> **What is being asked**
Quote the data below in full, minus the images.
-- Begin Provided material --
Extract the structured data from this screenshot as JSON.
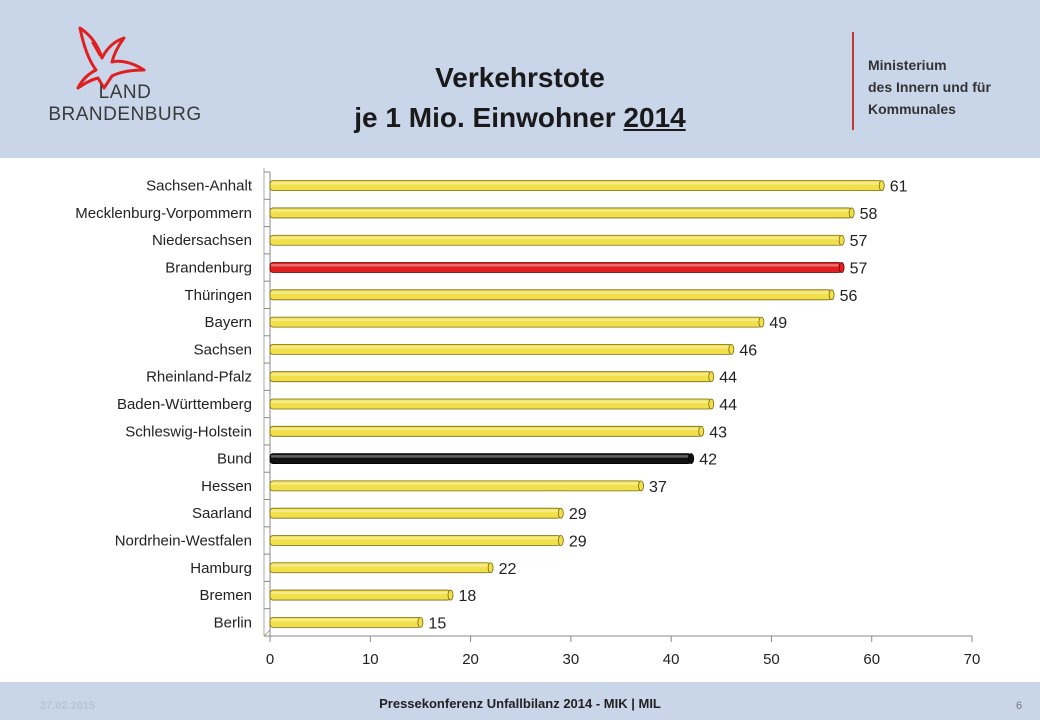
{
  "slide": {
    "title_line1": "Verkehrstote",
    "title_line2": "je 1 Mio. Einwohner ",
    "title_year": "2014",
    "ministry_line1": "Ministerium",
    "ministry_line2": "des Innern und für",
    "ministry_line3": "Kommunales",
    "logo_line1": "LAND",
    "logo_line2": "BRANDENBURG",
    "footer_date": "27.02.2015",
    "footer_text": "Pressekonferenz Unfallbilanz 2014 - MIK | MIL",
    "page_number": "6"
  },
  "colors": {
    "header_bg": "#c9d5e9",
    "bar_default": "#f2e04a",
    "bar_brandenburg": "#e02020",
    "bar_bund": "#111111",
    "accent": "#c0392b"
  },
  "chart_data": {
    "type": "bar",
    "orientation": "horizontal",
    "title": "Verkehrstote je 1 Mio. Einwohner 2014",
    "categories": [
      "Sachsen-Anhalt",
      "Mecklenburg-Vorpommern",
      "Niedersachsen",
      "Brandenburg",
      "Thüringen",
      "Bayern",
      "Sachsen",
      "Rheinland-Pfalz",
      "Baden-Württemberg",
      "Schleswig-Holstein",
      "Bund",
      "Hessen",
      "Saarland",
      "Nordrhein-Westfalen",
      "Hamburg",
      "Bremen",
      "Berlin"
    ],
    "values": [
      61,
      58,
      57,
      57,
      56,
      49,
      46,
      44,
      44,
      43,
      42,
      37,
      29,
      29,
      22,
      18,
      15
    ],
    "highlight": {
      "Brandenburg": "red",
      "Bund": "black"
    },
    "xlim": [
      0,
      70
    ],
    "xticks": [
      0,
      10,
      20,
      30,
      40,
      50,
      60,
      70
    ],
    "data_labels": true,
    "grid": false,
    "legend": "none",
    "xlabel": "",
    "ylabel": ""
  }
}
-- End Provided material --
> **Task solution**
Extract the structured data from this screenshot as JSON.
{
  "slide": {
    "title_line1": "Verkehrstote",
    "title_line2": "je 1 Mio. Einwohner ",
    "title_year": "2014",
    "ministry_line1": "Ministerium",
    "ministry_line2": "des Innern und für",
    "ministry_line3": "Kommunales",
    "logo_line1": "LAND",
    "logo_line2": "BRANDENBURG",
    "footer_date": "27.02.2015",
    "footer_text": "Pressekonferenz Unfallbilanz 2014 - MIK | MIL",
    "page_number": "6"
  },
  "colors": {
    "header_bg": "#c9d5e9",
    "bar_default": "#f2e04a",
    "bar_brandenburg": "#e02020",
    "bar_bund": "#111111",
    "accent": "#c0392b"
  },
  "chart_data": {
    "type": "bar",
    "orientation": "horizontal",
    "title": "Verkehrstote je 1 Mio. Einwohner 2014",
    "categories": [
      "Sachsen-Anhalt",
      "Mecklenburg-Vorpommern",
      "Niedersachsen",
      "Brandenburg",
      "Thüringen",
      "Bayern",
      "Sachsen",
      "Rheinland-Pfalz",
      "Baden-Württemberg",
      "Schleswig-Holstein",
      "Bund",
      "Hessen",
      "Saarland",
      "Nordrhein-Westfalen",
      "Hamburg",
      "Bremen",
      "Berlin"
    ],
    "values": [
      61,
      58,
      57,
      57,
      56,
      49,
      46,
      44,
      44,
      43,
      42,
      37,
      29,
      29,
      22,
      18,
      15
    ],
    "highlight": {
      "Brandenburg": "red",
      "Bund": "black"
    },
    "xlim": [
      0,
      70
    ],
    "xticks": [
      0,
      10,
      20,
      30,
      40,
      50,
      60,
      70
    ],
    "data_labels": true,
    "grid": false,
    "legend": "none",
    "xlabel": "",
    "ylabel": ""
  }
}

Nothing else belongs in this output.